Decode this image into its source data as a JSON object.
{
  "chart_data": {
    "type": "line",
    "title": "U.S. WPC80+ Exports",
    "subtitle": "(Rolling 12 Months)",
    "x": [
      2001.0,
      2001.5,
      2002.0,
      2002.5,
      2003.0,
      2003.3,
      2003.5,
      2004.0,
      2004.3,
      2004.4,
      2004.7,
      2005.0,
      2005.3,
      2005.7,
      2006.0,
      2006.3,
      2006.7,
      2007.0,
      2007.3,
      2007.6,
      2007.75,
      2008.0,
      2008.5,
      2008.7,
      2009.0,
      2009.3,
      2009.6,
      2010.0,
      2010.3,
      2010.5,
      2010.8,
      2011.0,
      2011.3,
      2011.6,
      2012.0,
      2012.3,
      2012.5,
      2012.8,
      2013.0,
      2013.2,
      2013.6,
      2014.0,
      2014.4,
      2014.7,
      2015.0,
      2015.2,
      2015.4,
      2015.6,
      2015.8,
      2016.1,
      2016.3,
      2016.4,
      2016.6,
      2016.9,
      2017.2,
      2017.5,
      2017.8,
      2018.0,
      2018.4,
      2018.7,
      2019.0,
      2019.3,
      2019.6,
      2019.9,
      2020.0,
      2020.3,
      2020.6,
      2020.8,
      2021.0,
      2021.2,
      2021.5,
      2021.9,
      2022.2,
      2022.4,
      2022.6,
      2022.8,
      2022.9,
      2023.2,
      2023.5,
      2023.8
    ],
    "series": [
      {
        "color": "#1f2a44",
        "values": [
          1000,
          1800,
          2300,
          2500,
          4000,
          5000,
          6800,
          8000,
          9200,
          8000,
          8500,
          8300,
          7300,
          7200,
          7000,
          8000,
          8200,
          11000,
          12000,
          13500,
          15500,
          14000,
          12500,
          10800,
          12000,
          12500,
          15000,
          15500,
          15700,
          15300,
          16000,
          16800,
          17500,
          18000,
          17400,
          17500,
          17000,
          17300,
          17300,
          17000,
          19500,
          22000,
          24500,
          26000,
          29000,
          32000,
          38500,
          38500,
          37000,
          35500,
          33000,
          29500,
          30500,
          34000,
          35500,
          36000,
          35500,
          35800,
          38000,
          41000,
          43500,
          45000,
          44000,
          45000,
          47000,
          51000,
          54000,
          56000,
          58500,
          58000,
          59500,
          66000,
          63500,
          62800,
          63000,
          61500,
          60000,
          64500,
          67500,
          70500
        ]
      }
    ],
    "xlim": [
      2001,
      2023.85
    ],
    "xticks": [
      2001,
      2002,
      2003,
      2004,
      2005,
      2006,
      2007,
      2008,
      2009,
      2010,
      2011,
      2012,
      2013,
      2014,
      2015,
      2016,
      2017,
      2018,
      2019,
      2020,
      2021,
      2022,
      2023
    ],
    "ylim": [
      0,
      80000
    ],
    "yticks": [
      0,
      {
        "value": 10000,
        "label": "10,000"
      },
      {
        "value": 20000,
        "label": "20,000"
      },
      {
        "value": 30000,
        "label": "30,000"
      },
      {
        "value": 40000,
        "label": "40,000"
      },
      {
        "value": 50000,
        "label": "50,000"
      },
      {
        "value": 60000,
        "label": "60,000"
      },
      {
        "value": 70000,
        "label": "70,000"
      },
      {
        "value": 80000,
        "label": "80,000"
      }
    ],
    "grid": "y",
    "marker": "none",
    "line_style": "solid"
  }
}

* _EXERCISE INSTRUCTIONS_:
Among the entries above, how many lines hold the word "label"? Reply with only that number.

* _RESPONSE_:
8